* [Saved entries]
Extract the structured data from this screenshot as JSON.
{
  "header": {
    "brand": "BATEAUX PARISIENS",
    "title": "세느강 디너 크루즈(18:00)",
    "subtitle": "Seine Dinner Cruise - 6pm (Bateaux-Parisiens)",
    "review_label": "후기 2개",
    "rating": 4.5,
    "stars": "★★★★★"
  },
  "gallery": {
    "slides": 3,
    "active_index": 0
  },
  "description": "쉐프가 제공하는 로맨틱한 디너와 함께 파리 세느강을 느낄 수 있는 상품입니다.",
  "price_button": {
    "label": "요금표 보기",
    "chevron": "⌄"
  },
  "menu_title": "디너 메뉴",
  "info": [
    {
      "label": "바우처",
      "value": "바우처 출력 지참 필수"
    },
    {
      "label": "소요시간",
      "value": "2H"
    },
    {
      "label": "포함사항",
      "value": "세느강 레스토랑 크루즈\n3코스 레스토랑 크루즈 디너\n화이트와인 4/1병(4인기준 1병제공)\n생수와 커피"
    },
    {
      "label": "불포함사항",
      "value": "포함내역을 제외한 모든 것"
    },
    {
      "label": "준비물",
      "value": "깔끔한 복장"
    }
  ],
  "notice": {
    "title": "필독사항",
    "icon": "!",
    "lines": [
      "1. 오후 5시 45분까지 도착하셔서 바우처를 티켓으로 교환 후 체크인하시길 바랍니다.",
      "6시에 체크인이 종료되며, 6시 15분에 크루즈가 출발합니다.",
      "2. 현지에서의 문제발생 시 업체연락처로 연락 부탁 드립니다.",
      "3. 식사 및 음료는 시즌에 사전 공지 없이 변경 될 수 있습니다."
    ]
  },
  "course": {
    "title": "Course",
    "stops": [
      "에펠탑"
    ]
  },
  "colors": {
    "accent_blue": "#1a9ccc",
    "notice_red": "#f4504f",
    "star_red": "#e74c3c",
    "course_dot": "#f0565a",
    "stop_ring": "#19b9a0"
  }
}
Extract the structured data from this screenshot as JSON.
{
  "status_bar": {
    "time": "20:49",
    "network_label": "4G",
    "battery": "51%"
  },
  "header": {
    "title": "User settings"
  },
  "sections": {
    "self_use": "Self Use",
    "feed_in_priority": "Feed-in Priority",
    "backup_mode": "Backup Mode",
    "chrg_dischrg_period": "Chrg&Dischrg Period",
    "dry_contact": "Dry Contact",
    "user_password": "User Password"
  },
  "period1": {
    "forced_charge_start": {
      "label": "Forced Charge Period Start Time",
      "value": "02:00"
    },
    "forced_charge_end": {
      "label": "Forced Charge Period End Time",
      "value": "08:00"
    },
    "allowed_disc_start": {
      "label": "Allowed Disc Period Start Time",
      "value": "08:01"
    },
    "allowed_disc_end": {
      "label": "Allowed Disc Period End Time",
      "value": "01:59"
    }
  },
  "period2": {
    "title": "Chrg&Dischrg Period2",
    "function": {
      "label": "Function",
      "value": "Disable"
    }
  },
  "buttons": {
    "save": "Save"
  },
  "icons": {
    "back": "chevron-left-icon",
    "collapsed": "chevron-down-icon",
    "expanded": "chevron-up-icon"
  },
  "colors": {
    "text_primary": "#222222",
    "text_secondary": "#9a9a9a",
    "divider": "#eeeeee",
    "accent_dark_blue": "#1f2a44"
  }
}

* [EXERCISE OBJECTIVE]
All of the records must be retyped exactly as they are.

* [SOLUTION TO THIS EXERCISE]
Extract the structured data from this screenshot as JSON.
{
  "header": {
    "brand": "BATEAUX PARISIENS",
    "title": "세느강 디너 크루즈(18:00)",
    "subtitle": "Seine Dinner Cruise - 6pm (Bateaux-Parisiens)",
    "review_label": "후기 2개",
    "rating": 4.5,
    "stars": "★★★★★"
  },
  "gallery": {
    "slides": 3,
    "active_index": 0
  },
  "description": "쉐프가 제공하는 로맨틱한 디너와 함께 파리 세느강을 느낄 수 있는 상품입니다.",
  "price_button": {
    "label": "요금표 보기",
    "chevron": "⌄"
  },
  "menu_title": "디너 메뉴",
  "info": [
    {
      "label": "바우처",
      "value": "바우처 출력 지참 필수"
    },
    {
      "label": "소요시간",
      "value": "2H"
    },
    {
      "label": "포함사항",
      "value": "세느강 레스토랑 크루즈\n3코스 레스토랑 크루즈 디너\n화이트와인 4/1병(4인기준 1병제공)\n생수와 커피"
    },
    {
      "label": "불포함사항",
      "value": "포함내역을 제외한 모든 것"
    },
    {
      "label": "준비물",
      "value": "깔끔한 복장"
    }
  ],
  "notice": {
    "title": "필독사항",
    "icon": "!",
    "lines": [
      "1. 오후 5시 45분까지 도착하셔서 바우처를 티켓으로 교환 후 체크인하시길 바랍니다.",
      "6시에 체크인이 종료되며, 6시 15분에 크루즈가 출발합니다.",
      "2. 현지에서의 문제발생 시 업체연락처로 연락 부탁 드립니다.",
      "3. 식사 및 음료는 시즌에 사전 공지 없이 변경 될 수 있습니다."
    ]
  },
  "course": {
    "title": "Course",
    "stops": [
      "에펠탑"
    ]
  },
  "colors": {
    "accent_blue": "#1a9ccc",
    "notice_red": "#f4504f",
    "star_red": "#e74c3c",
    "course_dot": "#f0565a",
    "stop_ring": "#19b9a0"
  }
}
Extract the structured data from this screenshot as JSON.
{
  "status_bar": {
    "time": "20:49",
    "network_label": "4G",
    "battery": "51%"
  },
  "header": {
    "title": "User settings"
  },
  "sections": {
    "self_use": "Self Use",
    "feed_in_priority": "Feed-in Priority",
    "backup_mode": "Backup Mode",
    "chrg_dischrg_period": "Chrg&Dischrg Period",
    "dry_contact": "Dry Contact",
    "user_password": "User Password"
  },
  "period1": {
    "forced_charge_start": {
      "label": "Forced Charge Period Start Time",
      "value": "02:00"
    },
    "forced_charge_end": {
      "label": "Forced Charge Period End Time",
      "value": "08:00"
    },
    "allowed_disc_start": {
      "label": "Allowed Disc Period Start Time",
      "value": "08:01"
    },
    "allowed_disc_end": {
      "label": "Allowed Disc Period End Time",
      "value": "01:59"
    }
  },
  "period2": {
    "title": "Chrg&Dischrg Period2",
    "function": {
      "label": "Function",
      "value": "Disable"
    }
  },
  "buttons": {
    "save": "Save"
  },
  "icons": {
    "back": "chevron-left-icon",
    "collapsed": "chevron-down-icon",
    "expanded": "chevron-up-icon"
  },
  "colors": {
    "text_primary": "#222222",
    "text_secondary": "#9a9a9a",
    "divider": "#eeeeee",
    "accent_dark_blue": "#1f2a44"
  }
}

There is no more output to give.